[[ Exercise passage, beginning ]]
Funding for the Climate Change Haven Communities in countries having more centrally-directed economies than the United States could permit the construction of these communities to begin immediately. Unfortunately, American citizens will need to rely on the anticipation of corporate profits by private contractors to stimulate actual construction of these communities. It is our hope that the estimates provided in this research will help ensure the quick entry of professional developers into this arena. There is very little time left for the construction process to begin and the transfer of vulnerable people to be completed, whether in the US or globally.
Resettling populations at-risk due to climate change must become a global priority. In the United States, and around the world, the environmental clock is ticking inexorably toward conditions that will not support human, animal, or even most plant life across large areas of the planet. Unless endangered people, their crops, and their businesses are moved to safer areas of the globe within the next five (ten at most) years, those of us who remain will be forced to live with the knowledge that we could have/should have helped others find safe havens before it was too late.
Future Research on Migrant Resettlement
However, the construction of Climate Change Haven Communities is one of the steps that will be required to resettling migrant populations in the United States and globally. In conjunction with building these communities, efforts must be made to feed and employ the migrants who come to live in them. It will do little good to transfer people to a new, climate-safe site, if they must still rely on foods shipped in distant regions by petroleum-powered vehicles.
[[ Exercise passage, end ]]
[[ Given records, beginning ]]
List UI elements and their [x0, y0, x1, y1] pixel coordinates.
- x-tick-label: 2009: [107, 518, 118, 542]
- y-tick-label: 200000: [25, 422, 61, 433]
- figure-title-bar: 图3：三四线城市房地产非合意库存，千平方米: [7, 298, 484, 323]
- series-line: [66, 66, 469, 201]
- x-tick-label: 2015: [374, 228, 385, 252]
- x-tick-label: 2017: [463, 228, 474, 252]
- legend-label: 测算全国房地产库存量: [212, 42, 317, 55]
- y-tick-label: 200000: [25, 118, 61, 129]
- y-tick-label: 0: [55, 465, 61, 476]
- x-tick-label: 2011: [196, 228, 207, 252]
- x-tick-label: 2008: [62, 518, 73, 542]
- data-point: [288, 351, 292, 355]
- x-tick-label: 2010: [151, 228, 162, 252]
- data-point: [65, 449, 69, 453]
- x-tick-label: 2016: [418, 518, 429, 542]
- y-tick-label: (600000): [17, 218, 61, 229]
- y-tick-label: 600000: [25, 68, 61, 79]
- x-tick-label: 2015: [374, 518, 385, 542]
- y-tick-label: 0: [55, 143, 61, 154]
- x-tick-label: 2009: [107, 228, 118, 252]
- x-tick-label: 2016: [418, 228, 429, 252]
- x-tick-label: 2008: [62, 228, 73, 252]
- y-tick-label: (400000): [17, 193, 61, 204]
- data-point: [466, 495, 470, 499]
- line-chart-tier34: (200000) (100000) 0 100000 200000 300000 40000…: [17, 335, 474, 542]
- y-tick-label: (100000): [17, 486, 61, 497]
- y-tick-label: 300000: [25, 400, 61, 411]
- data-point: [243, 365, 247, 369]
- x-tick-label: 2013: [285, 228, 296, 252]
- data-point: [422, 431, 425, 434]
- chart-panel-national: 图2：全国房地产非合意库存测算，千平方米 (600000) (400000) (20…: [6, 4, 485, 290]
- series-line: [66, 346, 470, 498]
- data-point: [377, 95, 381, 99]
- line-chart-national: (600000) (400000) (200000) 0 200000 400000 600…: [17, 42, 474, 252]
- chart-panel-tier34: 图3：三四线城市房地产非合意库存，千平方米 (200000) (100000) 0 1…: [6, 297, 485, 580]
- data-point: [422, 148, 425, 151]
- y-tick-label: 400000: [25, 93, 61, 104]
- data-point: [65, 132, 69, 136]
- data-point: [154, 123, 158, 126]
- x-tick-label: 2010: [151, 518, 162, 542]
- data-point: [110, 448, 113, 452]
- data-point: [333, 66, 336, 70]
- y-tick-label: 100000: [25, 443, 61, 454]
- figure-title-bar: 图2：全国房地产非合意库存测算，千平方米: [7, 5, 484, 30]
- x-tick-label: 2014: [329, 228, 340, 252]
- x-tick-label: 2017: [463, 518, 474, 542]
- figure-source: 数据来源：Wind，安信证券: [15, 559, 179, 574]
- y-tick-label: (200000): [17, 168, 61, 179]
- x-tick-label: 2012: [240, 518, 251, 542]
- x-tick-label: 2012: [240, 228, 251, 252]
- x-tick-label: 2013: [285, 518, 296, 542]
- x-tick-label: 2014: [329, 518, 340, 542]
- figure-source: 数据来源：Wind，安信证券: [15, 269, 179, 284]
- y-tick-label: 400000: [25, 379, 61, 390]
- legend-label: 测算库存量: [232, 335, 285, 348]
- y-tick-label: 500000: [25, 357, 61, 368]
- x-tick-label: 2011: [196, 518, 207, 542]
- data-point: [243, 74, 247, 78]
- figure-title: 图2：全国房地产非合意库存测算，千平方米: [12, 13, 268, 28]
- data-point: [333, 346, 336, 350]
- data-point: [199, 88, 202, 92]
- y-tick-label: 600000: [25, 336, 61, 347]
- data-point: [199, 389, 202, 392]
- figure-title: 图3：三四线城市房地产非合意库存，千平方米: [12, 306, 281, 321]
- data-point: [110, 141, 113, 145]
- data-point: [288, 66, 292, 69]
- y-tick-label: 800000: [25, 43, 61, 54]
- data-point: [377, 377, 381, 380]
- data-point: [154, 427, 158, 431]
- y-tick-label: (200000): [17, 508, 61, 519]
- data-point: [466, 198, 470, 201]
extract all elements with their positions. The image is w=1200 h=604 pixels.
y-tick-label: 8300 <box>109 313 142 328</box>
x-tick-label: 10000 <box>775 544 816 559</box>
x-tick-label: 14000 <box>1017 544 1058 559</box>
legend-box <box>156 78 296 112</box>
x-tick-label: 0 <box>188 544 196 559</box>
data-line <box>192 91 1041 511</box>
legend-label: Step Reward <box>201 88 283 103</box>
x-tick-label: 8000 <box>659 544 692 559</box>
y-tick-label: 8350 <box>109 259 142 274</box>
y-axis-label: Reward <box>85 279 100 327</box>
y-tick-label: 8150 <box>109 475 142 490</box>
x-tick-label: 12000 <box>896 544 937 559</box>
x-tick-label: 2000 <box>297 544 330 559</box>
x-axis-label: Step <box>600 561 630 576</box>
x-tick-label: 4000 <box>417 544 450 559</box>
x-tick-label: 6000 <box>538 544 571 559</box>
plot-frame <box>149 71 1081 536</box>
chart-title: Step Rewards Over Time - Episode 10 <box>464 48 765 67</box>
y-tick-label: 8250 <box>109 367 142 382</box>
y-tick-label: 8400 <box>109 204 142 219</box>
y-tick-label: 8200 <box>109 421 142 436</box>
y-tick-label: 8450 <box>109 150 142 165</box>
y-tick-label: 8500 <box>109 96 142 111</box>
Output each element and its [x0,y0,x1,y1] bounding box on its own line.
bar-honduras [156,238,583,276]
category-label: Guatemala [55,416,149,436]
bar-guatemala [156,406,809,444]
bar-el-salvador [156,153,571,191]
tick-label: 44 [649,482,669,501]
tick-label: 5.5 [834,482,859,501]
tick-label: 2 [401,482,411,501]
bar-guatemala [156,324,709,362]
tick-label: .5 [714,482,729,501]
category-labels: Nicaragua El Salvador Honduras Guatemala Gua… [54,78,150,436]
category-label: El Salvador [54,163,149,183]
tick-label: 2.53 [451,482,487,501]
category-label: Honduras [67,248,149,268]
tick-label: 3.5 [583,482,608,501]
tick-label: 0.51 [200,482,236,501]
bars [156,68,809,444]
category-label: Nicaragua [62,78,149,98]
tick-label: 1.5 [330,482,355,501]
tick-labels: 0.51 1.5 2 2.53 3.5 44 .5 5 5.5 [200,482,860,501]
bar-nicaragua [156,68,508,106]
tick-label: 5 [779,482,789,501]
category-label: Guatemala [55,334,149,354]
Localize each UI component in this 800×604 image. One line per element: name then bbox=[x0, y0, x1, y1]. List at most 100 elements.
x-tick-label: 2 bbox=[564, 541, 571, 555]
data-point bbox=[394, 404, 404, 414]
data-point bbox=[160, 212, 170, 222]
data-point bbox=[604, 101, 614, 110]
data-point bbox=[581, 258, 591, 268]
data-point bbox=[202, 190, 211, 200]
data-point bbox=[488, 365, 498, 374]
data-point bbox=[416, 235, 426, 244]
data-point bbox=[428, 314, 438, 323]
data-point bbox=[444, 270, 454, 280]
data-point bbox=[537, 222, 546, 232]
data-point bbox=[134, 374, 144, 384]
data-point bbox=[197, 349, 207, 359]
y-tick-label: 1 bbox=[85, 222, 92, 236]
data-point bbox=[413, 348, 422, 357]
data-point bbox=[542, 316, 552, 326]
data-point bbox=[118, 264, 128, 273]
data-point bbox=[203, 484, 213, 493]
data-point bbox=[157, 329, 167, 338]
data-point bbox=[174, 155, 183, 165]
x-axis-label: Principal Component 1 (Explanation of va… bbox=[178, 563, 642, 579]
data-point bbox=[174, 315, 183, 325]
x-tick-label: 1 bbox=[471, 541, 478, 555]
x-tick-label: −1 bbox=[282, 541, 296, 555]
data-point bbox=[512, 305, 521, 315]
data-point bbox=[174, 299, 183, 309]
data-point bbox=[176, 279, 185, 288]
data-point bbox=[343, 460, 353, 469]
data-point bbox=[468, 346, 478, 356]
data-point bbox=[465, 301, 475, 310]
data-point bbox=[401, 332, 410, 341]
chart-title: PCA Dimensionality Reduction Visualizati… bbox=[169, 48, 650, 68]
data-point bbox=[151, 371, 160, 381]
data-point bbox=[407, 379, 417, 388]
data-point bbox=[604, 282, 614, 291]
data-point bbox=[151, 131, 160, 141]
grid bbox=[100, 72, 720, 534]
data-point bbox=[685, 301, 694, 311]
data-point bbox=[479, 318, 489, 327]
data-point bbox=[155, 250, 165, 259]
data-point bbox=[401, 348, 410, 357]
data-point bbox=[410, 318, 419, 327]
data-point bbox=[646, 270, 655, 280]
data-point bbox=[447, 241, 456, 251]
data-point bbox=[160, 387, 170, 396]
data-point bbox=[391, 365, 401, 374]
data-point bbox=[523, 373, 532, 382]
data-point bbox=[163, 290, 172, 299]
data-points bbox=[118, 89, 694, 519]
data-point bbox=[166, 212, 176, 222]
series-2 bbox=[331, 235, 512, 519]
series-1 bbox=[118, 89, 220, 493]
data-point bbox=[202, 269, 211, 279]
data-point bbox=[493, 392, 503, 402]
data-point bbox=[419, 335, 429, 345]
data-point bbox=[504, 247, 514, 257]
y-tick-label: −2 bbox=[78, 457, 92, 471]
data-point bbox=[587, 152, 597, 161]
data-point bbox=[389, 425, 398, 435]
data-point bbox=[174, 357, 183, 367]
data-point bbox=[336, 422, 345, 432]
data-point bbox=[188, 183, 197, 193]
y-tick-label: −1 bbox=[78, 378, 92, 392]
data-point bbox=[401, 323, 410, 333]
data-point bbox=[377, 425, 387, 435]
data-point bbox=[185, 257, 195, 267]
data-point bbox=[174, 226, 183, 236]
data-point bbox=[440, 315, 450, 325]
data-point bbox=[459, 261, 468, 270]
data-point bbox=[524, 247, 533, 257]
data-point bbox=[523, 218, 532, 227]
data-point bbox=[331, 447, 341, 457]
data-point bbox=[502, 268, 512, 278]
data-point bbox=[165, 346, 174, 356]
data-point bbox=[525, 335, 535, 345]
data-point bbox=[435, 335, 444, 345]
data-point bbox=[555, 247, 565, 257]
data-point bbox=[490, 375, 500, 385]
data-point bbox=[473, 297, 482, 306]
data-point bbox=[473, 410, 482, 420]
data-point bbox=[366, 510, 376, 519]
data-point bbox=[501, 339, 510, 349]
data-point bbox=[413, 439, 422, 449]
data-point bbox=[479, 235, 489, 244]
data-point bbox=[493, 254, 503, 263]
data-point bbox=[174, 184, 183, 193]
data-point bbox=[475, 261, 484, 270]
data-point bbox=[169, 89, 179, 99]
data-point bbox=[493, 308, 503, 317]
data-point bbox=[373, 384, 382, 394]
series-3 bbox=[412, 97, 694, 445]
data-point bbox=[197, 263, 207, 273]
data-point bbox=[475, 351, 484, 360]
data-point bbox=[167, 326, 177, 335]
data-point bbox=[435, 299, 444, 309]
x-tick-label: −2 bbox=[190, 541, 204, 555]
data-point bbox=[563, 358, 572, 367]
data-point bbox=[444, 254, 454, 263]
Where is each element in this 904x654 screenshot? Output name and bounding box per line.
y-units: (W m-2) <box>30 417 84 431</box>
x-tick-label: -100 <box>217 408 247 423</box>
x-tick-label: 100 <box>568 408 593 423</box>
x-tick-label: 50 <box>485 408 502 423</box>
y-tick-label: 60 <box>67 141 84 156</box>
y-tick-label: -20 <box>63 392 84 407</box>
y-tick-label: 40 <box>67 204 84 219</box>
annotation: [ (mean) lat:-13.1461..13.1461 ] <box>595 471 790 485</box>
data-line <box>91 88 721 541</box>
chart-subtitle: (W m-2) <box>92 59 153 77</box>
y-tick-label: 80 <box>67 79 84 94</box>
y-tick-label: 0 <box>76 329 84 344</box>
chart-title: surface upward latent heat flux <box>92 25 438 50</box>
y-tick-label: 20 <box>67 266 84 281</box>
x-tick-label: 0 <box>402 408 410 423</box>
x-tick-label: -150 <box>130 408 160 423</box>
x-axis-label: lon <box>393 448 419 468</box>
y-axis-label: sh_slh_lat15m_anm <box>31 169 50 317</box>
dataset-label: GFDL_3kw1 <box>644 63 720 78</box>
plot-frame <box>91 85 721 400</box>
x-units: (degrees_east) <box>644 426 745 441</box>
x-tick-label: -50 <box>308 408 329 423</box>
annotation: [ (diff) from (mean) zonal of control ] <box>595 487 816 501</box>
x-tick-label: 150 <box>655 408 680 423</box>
[[ Given records, end ]]
Work task 1: Rewrite the climate haven passage, starting at the words "Future Research on" and stopping after "by petroleum-powered vehicles.", and switch "petroleum-powered" to "diesel-powered".
Work task 2: Proceed with the passage on Climate Change Haven Communities, picking up after its final sentence.

Task output 1:
Future Research on Migrant Resettlement
However, the construction of Climate Change Haven Communities is one of the steps that will be required to resettling migrant populations in the United States and globally. In conjunction with building these communities, efforts must be made to feed and employ the migrants who come to live in them. It will do little good to transfer people to a new, climate-safe site, if they must still rely on foods shipped in distant regions by diesel-powered vehicles.

Task output 2:
Therefore, arable lands surrounding each new Climate Change Haven Community must be prepared to grow sufficient crops and animals to support the food needs of the incoming population. Research must be conducted on what the most appropriate crops and livestock will be for a particular location. Skilled agriculturalists must also be sought and invited to move to the Climate Change Haven Community with the promise of low-cost acreage. In this regard, it is important to keep in mind that climate shifts occurring in the Climate Change Haven Community, itself, may make some current crops grown there no longer viable, while enabling the planting of new types of crops.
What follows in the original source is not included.